_Do this:_ Each line that follows should be printed again exactly as it stands.
— START —
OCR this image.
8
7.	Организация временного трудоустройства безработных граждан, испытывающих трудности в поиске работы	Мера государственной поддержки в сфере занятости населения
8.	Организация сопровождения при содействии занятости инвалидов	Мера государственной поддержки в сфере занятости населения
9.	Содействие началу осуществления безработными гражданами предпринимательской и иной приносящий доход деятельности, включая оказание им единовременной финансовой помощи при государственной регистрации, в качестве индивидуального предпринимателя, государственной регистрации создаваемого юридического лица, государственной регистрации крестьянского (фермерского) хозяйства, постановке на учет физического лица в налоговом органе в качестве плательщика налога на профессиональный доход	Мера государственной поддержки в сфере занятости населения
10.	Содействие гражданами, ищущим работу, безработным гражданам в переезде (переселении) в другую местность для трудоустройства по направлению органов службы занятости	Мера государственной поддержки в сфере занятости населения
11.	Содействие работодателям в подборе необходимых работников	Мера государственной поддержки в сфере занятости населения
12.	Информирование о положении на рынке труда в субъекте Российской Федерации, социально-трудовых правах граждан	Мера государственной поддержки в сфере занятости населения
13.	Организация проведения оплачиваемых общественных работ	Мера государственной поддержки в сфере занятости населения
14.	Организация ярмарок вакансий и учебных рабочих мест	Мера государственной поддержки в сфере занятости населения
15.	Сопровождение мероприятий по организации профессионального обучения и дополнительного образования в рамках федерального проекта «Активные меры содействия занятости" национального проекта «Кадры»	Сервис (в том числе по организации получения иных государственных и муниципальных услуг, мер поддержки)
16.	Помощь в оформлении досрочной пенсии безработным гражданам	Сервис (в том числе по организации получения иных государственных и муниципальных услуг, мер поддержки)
— END —
_Result below:_
OCR this image.
8
7.	Организация временного трудоустройства безработных граждан, испытывающих трудности в поиске работы	Мера государственной поддержки в сфере занятости населения
8.	Организация сопровождения при содействии занятости инвалидов	Мера государственной поддержки в сфере занятости населения
9.	Содействие началу осуществления безработными гражданами предпринимательской и иной приносящий доход деятельности, включая оказание им единовременной финансовой помощи при государственной регистрации, в качестве индивидуального предпринимателя, государственной регистрации создаваемого юридического лица, государственной регистрации крестьянского (фермерского) хозяйства, постановке на учет физического лица в налоговом органе в качестве плательщика налога на профессиональный доход	Мера государственной поддержки в сфере занятости населения
10.	Содействие гражданами, ищущим работу, безработным гражданам в переезде (переселении) в другую местность для трудоустройства по направлению органов службы занятости	Мера государственной поддержки в сфере занятости населения
11.	Содействие работодателям в подборе необходимых работников	Мера государственной поддержки в сфере занятости населения
12.	Информирование о положении на рынке труда в субъекте Российской Федерации, социально-трудовых правах граждан	Мера государственной поддержки в сфере занятости населения
13.	Организация проведения оплачиваемых общественных работ	Мера государственной поддержки в сфере занятости населения
14.	Организация ярмарок вакансий и учебных рабочих мест	Мера государственной поддержки в сфере занятости населения
15.	Сопровождение мероприятий по организации профессионального обучения и дополнительного образования в рамках федерального проекта «Активные меры содействия занятости" национального проекта «Кадры»	Сервис (в том числе по организации получения иных государственных и муниципальных услуг, мер поддержки)
16.	Помощь в оформлении досрочной пенсии безработным гражданам	Сервис (в том числе по организации получения иных государственных и муниципальных услуг, мер поддержки)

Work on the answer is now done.